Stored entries
▶

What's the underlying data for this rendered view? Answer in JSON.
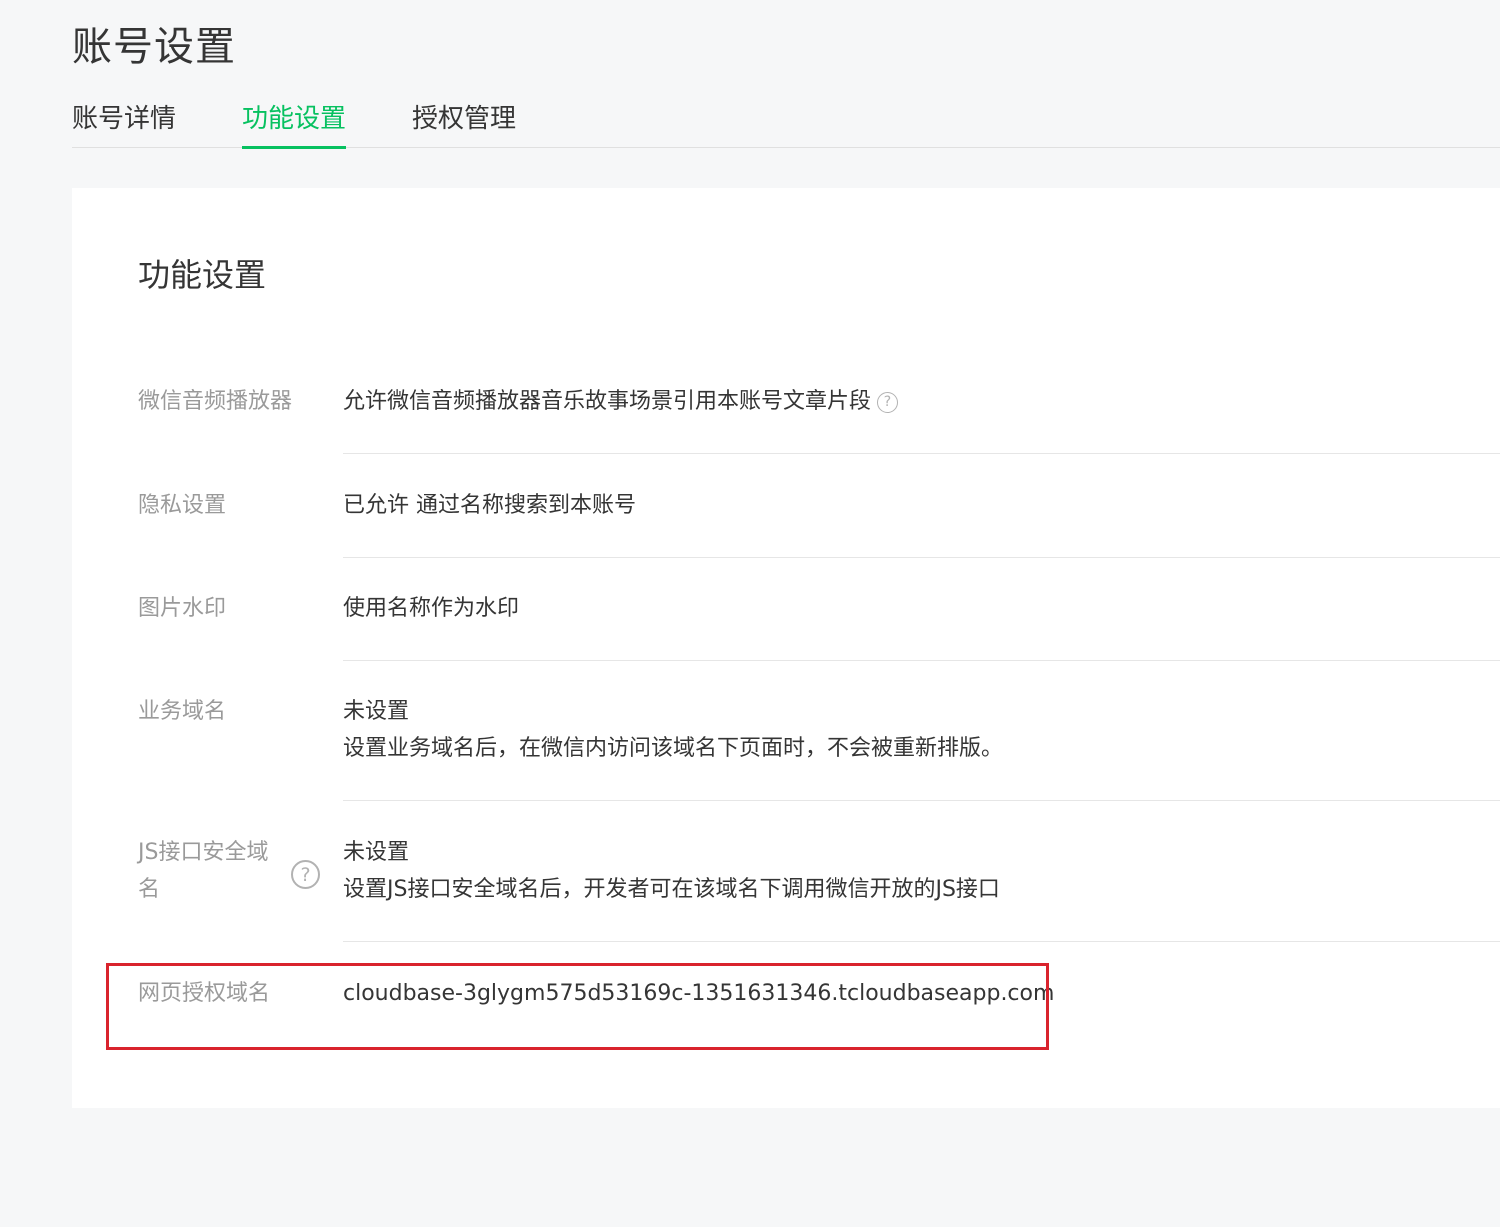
{
  "page_title": "账号设置",
  "tabs": [
    {
      "label": "账号详情",
      "active": false
    },
    {
      "label": "功能设置",
      "active": true
    },
    {
      "label": "授权管理",
      "active": false
    }
  ],
  "section_title": "功能设置",
  "rows": [
    {
      "label": "微信音频播放器",
      "value": "允许微信音频播放器音乐故事场景引用本账号文章片段",
      "help": "?"
    },
    {
      "label": "隐私设置",
      "value": "已允许 通过名称搜索到本账号"
    },
    {
      "label": "图片水印",
      "value": "使用名称作为水印"
    },
    {
      "label": "业务域名",
      "value": "未设置",
      "desc": "设置业务域名后，在微信内访问该域名下页面时，不会被重新排版。"
    },
    {
      "label_line1": "JS接口安全域",
      "label_line2": "名",
      "help": "?",
      "value": "未设置",
      "desc": "设置JS接口安全域名后，开发者可在该域名下调用微信开放的JS接口"
    },
    {
      "label": "网页授权域名",
      "value": "cloudbase-3glygm575d53169c-1351631346.tcloudbaseapp.com"
    }
  ],
  "colors": {
    "accent": "#07c160",
    "highlight": "#d9232d",
    "label": "#9a9a9a",
    "text": "#353535",
    "background": "#f6f7f8"
  }
}
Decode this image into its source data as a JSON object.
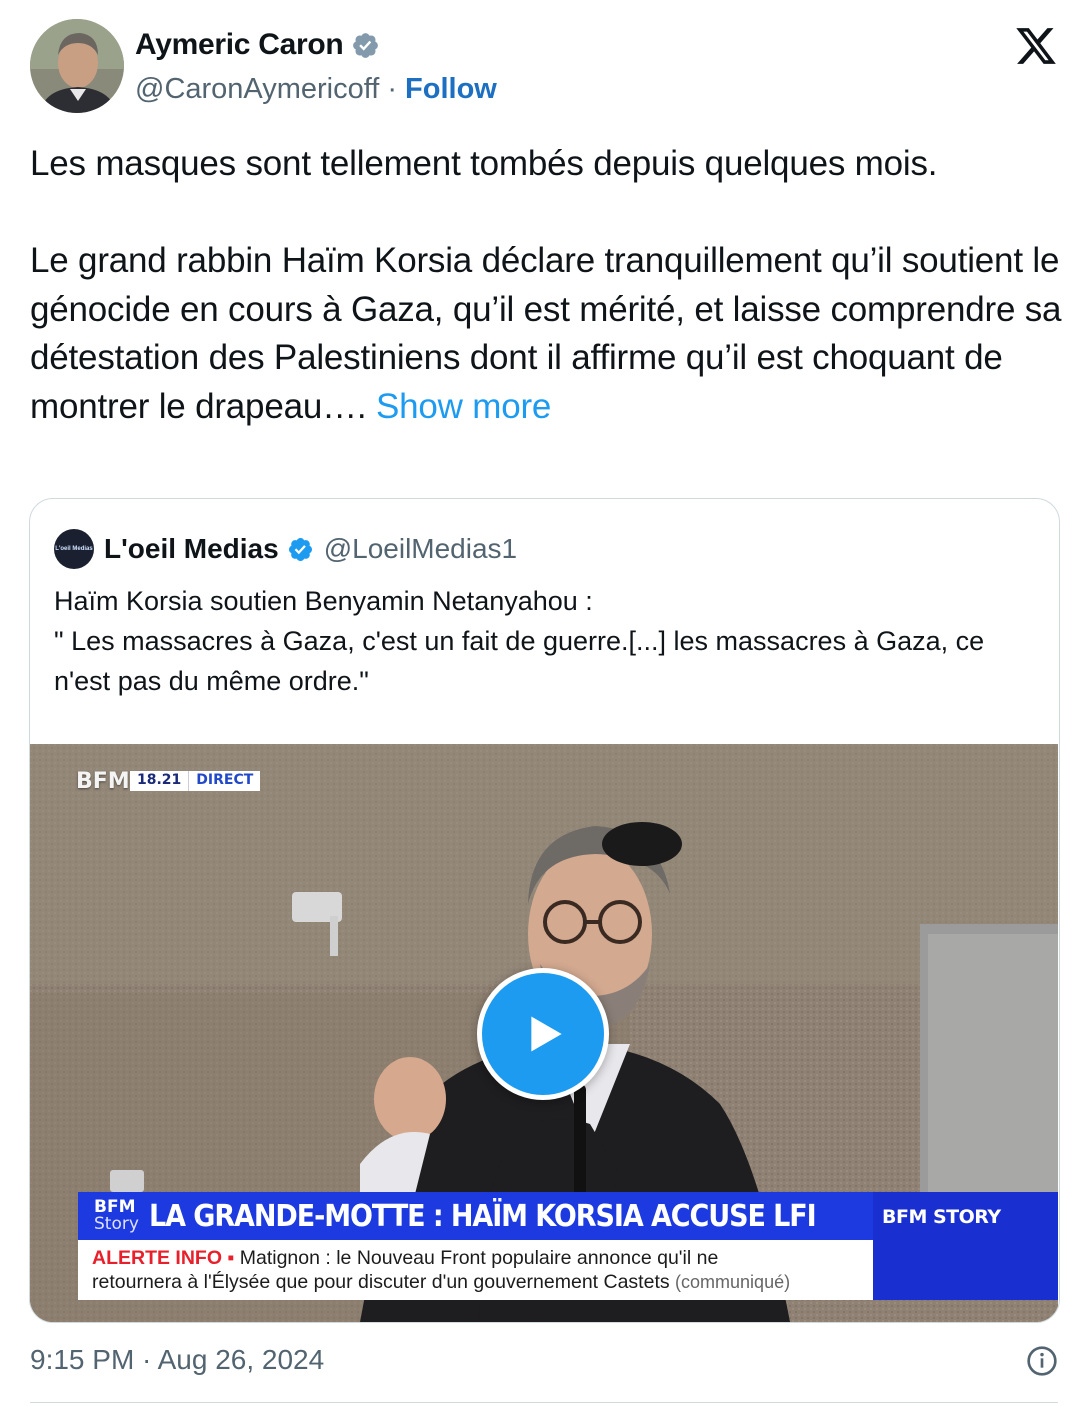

◀

### Exercise aim
Write down only the number of lines that contain the string "this" in the listing.

### Worked answer
2